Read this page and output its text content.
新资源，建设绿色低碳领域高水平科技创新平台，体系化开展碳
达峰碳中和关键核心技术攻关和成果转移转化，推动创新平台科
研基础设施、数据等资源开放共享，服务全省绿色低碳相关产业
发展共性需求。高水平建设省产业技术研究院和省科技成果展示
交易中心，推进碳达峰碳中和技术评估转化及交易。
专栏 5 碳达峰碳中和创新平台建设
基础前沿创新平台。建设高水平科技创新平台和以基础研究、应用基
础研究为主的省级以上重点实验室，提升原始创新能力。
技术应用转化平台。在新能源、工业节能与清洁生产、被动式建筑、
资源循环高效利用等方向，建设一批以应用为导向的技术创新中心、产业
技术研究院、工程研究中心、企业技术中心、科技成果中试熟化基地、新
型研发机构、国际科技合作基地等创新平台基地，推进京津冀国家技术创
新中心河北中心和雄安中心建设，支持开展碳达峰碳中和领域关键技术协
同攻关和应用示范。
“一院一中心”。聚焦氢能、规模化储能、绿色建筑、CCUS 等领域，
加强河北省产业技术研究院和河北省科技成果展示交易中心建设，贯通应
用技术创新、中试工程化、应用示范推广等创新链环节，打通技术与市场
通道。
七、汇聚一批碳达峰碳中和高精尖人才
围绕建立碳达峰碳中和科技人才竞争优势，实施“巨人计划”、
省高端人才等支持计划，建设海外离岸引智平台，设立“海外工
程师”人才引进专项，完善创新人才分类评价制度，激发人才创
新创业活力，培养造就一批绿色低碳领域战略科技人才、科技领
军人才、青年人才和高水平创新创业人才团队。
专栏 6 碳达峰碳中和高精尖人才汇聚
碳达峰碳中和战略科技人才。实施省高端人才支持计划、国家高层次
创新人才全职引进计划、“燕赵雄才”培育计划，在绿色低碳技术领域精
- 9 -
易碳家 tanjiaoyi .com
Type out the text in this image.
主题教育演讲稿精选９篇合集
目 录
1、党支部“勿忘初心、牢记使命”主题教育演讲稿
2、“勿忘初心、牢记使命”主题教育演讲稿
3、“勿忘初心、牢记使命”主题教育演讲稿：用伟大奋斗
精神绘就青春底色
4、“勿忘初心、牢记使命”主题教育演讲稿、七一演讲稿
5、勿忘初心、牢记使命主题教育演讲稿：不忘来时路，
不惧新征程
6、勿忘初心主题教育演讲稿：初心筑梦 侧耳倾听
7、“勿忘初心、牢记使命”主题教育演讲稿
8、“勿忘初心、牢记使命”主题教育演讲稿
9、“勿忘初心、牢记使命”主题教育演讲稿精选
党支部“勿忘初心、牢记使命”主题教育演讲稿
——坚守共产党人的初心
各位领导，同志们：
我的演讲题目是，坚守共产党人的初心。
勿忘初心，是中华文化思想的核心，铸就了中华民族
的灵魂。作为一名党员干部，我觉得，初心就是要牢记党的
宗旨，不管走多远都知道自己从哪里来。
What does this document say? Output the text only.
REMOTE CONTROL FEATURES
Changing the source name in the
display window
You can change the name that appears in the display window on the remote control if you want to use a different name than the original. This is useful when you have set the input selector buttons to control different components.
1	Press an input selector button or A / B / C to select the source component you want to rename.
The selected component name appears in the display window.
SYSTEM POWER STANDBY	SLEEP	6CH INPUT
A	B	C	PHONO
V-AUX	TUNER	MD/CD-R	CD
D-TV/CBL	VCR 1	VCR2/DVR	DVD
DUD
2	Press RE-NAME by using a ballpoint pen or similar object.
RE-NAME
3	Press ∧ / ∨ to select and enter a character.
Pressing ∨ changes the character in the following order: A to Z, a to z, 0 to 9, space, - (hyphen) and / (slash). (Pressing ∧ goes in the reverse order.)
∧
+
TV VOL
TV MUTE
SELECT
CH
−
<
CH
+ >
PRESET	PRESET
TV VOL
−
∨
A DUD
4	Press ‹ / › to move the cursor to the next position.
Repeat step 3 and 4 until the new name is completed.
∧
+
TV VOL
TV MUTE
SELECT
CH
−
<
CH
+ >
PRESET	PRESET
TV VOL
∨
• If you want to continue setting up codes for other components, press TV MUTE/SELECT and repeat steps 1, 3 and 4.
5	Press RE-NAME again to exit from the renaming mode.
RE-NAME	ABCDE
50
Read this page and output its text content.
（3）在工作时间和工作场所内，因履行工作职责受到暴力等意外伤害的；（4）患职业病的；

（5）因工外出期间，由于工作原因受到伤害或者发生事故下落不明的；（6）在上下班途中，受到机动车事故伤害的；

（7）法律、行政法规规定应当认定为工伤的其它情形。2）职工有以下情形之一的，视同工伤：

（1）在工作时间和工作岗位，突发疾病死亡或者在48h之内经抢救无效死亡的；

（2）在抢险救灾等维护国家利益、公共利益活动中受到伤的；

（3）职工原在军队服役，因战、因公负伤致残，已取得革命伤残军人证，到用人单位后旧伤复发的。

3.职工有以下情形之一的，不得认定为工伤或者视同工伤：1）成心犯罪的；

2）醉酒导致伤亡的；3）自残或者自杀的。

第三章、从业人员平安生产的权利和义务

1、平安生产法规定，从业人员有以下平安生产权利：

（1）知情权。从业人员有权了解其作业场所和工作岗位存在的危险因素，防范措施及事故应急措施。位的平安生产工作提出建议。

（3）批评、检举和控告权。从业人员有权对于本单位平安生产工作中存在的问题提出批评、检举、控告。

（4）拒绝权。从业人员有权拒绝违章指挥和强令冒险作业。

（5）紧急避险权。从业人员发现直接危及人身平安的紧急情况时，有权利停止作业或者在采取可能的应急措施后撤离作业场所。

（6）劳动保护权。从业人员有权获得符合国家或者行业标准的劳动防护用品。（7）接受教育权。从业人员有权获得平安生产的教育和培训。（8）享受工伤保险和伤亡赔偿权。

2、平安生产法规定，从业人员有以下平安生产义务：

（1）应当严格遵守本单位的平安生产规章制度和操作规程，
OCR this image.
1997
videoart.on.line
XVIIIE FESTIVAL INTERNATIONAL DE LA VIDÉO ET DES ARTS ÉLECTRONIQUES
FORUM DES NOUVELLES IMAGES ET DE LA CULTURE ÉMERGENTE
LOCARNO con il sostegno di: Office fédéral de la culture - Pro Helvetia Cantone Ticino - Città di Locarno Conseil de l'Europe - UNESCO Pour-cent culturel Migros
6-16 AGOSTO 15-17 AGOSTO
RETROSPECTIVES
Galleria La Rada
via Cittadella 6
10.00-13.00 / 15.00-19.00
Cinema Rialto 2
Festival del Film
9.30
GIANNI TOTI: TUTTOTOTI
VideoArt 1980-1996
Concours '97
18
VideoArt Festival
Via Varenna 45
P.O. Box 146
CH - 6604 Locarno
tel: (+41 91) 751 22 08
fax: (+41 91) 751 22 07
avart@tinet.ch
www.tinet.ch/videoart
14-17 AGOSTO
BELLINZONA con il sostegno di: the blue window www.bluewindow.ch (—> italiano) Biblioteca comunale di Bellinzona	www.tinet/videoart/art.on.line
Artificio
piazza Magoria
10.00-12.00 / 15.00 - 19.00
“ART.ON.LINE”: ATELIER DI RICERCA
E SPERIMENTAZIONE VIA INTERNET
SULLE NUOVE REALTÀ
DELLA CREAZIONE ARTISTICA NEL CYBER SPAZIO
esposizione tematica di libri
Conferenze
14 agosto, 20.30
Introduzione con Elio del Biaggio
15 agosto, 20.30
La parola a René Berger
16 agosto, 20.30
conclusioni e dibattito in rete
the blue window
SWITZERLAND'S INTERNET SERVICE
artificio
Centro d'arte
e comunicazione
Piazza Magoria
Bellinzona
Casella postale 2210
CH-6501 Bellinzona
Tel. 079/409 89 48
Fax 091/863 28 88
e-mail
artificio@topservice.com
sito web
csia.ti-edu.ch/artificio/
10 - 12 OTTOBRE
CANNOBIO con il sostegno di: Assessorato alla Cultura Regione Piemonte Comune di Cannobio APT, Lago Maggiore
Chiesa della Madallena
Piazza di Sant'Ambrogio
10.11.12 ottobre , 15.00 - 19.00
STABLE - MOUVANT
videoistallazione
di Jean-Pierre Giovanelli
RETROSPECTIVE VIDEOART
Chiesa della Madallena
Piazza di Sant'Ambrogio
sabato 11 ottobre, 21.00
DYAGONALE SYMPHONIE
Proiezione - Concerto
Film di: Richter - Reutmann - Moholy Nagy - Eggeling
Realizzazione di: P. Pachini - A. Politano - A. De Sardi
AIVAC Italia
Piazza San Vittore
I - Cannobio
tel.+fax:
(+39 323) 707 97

* _Problem_:
Only the number is required: the count of lines containing the word "components".

* _Solution_:
2